Goal ->
Show all lines from the listing below that contain "population".
+---+
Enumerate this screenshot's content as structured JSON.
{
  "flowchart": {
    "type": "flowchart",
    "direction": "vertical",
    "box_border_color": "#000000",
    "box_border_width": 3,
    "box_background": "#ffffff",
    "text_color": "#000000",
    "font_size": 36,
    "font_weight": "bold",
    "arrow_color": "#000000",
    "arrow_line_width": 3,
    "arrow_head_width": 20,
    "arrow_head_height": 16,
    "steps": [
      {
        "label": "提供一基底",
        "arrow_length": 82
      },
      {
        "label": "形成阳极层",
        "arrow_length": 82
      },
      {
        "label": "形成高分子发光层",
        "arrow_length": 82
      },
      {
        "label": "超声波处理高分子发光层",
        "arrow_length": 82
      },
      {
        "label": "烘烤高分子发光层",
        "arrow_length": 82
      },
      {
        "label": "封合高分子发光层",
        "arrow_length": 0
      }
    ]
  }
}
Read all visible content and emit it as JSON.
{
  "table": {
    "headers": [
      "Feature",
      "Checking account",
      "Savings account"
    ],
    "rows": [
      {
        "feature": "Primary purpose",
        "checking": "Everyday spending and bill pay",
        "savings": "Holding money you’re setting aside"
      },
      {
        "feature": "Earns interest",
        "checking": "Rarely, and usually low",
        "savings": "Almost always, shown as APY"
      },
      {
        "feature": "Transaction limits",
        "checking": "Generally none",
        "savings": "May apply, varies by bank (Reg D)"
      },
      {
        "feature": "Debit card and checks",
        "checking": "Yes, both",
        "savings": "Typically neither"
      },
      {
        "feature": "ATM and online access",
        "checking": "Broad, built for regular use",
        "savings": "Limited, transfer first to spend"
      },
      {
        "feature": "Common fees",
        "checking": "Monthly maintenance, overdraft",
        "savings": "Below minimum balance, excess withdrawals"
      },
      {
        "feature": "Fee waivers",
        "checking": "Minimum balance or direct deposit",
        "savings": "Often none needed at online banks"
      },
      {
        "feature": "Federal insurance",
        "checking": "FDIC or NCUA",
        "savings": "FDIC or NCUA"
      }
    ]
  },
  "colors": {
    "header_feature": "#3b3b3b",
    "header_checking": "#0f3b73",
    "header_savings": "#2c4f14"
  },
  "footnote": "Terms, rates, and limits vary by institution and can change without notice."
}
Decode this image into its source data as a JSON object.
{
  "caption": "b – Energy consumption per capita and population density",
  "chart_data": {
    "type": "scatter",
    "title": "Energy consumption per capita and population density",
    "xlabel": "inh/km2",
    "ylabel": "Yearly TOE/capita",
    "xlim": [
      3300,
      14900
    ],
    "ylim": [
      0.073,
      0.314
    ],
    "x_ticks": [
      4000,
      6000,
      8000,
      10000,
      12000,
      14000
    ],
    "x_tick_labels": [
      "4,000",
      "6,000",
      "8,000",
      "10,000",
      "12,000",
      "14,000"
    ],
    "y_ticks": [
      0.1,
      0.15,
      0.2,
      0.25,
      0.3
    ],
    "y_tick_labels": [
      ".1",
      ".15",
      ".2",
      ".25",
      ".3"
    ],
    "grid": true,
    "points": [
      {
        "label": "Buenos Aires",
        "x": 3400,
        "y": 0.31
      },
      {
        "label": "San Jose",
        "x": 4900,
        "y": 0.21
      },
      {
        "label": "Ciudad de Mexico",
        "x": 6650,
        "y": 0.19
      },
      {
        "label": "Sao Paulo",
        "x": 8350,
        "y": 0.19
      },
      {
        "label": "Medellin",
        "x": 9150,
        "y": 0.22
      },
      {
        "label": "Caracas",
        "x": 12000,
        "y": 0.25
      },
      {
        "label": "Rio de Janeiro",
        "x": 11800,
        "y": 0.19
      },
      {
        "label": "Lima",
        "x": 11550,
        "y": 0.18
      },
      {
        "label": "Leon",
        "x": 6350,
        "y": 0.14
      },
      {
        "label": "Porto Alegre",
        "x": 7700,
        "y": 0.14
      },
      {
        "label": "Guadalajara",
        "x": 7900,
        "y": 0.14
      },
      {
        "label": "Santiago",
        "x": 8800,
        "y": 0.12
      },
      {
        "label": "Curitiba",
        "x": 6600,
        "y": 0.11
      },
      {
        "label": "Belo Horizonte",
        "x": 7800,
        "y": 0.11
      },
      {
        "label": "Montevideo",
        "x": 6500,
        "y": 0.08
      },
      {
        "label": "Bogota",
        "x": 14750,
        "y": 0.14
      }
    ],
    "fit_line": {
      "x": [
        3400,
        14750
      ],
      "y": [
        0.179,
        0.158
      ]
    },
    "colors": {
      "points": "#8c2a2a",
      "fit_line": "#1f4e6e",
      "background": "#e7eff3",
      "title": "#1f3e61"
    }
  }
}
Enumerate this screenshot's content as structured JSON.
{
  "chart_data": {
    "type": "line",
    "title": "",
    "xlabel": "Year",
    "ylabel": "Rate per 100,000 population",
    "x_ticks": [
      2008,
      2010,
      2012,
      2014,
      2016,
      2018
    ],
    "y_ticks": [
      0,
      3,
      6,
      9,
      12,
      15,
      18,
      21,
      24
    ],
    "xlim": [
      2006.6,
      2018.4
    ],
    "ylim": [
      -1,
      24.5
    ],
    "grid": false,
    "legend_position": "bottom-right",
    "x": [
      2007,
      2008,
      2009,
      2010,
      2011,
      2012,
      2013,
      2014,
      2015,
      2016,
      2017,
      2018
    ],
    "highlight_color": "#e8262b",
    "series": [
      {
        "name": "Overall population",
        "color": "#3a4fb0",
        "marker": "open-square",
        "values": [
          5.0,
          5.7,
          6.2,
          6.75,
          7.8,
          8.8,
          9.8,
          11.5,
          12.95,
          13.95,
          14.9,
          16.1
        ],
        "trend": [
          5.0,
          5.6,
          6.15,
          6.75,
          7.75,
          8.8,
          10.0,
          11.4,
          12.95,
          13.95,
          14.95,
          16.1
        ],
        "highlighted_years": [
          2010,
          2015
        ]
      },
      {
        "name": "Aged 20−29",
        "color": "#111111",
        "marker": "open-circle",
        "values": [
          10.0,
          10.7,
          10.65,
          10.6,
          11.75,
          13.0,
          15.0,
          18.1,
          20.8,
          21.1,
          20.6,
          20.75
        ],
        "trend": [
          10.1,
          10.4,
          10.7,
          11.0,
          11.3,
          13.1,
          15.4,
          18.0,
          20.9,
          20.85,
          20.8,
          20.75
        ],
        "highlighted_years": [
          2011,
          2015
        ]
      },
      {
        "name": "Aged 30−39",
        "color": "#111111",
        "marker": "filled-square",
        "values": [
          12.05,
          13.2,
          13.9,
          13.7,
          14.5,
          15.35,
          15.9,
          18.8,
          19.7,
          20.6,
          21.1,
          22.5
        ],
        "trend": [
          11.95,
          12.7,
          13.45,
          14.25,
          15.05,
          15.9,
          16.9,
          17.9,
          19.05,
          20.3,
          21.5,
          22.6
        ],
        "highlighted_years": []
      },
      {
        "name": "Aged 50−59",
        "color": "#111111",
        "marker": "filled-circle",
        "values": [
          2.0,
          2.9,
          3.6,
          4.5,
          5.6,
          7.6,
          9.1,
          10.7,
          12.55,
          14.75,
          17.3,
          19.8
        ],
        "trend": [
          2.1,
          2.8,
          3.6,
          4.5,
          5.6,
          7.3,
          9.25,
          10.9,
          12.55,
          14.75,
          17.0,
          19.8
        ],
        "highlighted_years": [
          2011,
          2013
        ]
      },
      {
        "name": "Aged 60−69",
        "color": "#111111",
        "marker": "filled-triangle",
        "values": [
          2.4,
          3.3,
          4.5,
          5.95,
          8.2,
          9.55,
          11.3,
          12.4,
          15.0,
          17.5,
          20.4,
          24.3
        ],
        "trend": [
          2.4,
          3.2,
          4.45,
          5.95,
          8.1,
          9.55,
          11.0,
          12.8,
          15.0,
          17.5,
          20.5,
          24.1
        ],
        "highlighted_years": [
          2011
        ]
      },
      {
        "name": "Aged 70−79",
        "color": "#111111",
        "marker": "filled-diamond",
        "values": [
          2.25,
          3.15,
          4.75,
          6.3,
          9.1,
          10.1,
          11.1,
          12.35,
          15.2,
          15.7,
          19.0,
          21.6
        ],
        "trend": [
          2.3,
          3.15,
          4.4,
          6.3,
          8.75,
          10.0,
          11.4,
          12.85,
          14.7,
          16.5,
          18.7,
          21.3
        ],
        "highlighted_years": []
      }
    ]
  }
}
+---+
Solution to the problem ->
  "caption": "b – Energy consumption per capita and population density",
    "title": "Energy consumption per capita and population density",
    "ylabel": "Rate per 100,000 population",
        "name": "Overall population",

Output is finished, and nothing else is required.